## WHAT YOU NEED TO DO
Return each line of the listing that contains the string "botella".

Extracted records:
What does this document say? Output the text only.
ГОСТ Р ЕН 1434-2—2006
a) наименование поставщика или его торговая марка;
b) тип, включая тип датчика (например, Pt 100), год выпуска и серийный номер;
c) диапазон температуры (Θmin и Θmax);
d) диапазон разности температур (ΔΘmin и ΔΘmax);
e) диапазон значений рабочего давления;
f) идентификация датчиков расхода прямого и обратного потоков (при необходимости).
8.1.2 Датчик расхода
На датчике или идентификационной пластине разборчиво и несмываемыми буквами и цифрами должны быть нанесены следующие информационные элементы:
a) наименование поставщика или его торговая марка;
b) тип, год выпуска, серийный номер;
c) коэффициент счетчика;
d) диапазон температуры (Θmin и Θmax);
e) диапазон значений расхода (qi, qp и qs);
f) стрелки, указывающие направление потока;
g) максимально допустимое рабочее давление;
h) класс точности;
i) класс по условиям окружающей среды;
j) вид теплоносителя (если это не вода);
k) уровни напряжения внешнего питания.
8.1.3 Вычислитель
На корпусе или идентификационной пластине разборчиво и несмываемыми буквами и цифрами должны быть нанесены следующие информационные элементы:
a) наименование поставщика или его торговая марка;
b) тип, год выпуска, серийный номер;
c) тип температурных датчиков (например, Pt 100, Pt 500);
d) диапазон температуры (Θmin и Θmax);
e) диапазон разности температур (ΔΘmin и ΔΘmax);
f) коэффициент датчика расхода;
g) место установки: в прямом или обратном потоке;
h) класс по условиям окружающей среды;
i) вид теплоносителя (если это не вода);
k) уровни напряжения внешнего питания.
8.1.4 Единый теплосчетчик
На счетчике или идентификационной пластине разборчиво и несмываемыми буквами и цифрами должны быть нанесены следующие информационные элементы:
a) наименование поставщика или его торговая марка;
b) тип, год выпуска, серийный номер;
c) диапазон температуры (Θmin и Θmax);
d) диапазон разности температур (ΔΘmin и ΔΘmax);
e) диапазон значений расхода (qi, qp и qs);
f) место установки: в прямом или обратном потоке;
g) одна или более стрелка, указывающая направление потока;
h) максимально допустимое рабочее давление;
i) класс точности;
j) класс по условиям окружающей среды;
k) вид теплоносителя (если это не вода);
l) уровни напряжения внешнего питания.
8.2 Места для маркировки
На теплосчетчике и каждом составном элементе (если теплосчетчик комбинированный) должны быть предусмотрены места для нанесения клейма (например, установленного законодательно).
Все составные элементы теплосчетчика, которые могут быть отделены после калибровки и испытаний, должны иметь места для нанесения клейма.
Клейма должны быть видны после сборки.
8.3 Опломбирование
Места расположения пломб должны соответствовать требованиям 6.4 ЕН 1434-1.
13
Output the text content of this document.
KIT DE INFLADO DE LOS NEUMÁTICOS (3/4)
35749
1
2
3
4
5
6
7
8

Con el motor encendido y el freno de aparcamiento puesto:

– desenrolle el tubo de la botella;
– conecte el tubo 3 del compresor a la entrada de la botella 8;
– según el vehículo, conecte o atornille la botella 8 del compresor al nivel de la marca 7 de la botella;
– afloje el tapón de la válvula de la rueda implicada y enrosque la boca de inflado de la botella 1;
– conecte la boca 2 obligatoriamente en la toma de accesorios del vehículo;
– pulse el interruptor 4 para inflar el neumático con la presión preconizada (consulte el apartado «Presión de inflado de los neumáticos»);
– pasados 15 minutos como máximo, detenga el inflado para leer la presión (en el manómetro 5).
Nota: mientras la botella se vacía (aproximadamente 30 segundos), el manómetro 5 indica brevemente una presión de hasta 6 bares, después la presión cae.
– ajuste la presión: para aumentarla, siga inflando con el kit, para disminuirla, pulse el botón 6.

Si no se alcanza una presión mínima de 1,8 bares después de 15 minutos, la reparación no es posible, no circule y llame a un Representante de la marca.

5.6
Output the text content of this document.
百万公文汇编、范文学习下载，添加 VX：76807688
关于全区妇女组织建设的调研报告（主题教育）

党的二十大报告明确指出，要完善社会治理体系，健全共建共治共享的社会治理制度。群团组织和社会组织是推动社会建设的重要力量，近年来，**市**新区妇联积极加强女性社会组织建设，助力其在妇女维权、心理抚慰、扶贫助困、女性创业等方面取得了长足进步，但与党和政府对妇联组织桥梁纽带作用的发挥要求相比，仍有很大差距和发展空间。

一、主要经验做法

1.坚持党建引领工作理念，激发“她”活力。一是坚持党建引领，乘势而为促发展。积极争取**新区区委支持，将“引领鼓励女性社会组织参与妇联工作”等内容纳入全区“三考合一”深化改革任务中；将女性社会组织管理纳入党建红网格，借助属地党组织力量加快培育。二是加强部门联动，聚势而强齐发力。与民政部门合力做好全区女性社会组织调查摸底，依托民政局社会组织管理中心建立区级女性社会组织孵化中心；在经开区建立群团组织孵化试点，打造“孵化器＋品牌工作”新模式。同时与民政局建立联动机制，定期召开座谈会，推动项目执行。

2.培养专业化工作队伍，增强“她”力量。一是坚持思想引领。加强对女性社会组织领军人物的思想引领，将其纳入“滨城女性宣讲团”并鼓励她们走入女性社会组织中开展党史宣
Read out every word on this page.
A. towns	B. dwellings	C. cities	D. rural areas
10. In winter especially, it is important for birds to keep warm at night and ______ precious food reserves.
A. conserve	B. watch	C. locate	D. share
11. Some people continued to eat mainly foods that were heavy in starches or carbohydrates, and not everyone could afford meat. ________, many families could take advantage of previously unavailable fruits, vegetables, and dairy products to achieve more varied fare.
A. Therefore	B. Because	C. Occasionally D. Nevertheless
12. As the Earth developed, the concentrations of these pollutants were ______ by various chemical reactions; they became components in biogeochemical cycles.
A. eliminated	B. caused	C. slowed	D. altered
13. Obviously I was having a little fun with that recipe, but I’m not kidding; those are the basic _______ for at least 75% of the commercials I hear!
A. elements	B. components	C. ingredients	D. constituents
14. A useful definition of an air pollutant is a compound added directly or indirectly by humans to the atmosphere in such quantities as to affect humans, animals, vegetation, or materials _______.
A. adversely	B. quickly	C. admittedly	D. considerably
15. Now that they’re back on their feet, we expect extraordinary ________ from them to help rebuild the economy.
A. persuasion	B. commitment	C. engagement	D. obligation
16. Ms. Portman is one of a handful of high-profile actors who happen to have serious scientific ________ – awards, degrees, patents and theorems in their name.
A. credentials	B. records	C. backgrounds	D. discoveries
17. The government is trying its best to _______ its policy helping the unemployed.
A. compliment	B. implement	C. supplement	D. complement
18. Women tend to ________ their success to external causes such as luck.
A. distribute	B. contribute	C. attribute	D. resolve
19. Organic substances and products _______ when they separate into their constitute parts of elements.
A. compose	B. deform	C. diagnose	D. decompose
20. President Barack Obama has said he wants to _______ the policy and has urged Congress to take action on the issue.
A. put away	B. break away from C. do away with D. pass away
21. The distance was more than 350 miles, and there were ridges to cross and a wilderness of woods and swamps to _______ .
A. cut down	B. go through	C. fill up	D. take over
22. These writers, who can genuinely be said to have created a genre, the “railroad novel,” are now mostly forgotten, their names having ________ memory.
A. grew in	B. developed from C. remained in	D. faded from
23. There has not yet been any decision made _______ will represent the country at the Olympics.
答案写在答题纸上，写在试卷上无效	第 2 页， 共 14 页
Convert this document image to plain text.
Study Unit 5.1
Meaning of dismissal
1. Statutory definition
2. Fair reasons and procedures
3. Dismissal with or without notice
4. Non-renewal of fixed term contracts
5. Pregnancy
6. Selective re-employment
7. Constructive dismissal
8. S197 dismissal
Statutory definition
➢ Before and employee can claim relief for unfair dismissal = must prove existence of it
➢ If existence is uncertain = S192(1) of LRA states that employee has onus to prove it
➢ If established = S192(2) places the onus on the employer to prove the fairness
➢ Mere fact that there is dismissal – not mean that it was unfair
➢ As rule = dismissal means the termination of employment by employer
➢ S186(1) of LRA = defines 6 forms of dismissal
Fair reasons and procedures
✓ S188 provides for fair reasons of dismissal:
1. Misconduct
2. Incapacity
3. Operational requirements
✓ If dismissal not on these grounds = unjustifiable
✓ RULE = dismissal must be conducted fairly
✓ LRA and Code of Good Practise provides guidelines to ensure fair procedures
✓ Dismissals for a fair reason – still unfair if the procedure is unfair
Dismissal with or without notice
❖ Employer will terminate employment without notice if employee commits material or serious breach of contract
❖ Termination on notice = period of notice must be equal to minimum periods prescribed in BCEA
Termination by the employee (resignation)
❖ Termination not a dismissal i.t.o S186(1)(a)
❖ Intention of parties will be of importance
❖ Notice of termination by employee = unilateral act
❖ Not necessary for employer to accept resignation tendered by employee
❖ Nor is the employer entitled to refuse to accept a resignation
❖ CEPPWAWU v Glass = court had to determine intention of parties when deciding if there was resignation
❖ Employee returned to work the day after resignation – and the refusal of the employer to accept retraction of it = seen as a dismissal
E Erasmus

## THE RESPONSE
– desenrolle el tubo de la botella;
– conecte el tubo 3 del compresor a la entrada de la botella 8;
– según el vehículo, conecte o atornille la botella 8 del compresor al nivel de la marca 7 de la botella;
– afloje el tapón de la válvula de la rueda implicada y enrosque la boca de inflado de la botella 1;
Nota: mientras la botella se vacía (aproximadamente 30 segundos), el manómetro 5 indica brevemente una presión de hasta 6 bares, después la presión cae.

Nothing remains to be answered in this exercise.